Records
* begin *

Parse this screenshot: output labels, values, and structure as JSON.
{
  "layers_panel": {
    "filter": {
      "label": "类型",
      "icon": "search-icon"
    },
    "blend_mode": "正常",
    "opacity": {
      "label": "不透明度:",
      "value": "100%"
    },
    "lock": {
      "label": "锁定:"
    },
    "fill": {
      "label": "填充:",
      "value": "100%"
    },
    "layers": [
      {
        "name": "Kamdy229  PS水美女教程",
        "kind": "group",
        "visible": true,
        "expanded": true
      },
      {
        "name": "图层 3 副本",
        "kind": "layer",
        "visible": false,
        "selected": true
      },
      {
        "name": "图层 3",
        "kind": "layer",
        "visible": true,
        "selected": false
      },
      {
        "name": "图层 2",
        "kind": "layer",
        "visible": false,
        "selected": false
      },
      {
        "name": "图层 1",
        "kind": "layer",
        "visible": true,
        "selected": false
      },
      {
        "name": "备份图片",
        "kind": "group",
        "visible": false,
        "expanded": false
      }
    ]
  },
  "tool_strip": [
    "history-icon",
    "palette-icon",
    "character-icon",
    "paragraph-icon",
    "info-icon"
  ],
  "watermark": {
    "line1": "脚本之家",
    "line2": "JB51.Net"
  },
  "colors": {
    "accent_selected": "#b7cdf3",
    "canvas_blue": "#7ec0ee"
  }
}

* end *

Objective
Transcribe the whole listing exactly.

Final result
Parse this screenshot: output labels, values, and structure as JSON.
{
  "layers_panel": {
    "filter": {
      "label": "类型",
      "icon": "search-icon"
    },
    "blend_mode": "正常",
    "opacity": {
      "label": "不透明度:",
      "value": "100%"
    },
    "lock": {
      "label": "锁定:"
    },
    "fill": {
      "label": "填充:",
      "value": "100%"
    },
    "layers": [
      {
        "name": "Kamdy229  PS水美女教程",
        "kind": "group",
        "visible": true,
        "expanded": true
      },
      {
        "name": "图层 3 副本",
        "kind": "layer",
        "visible": false,
        "selected": true
      },
      {
        "name": "图层 3",
        "kind": "layer",
        "visible": true,
        "selected": false
      },
      {
        "name": "图层 2",
        "kind": "layer",
        "visible": false,
        "selected": false
      },
      {
        "name": "图层 1",
        "kind": "layer",
        "visible": true,
        "selected": false
      },
      {
        "name": "备份图片",
        "kind": "group",
        "visible": false,
        "expanded": false
      }
    ]
  },
  "tool_strip": [
    "history-icon",
    "palette-icon",
    "character-icon",
    "paragraph-icon",
    "info-icon"
  ],
  "watermark": {
    "line1": "脚本之家",
    "line2": "JB51.Net"
  },
  "colors": {
    "accent_selected": "#b7cdf3",
    "canvas_blue": "#7ec0ee"
  }
}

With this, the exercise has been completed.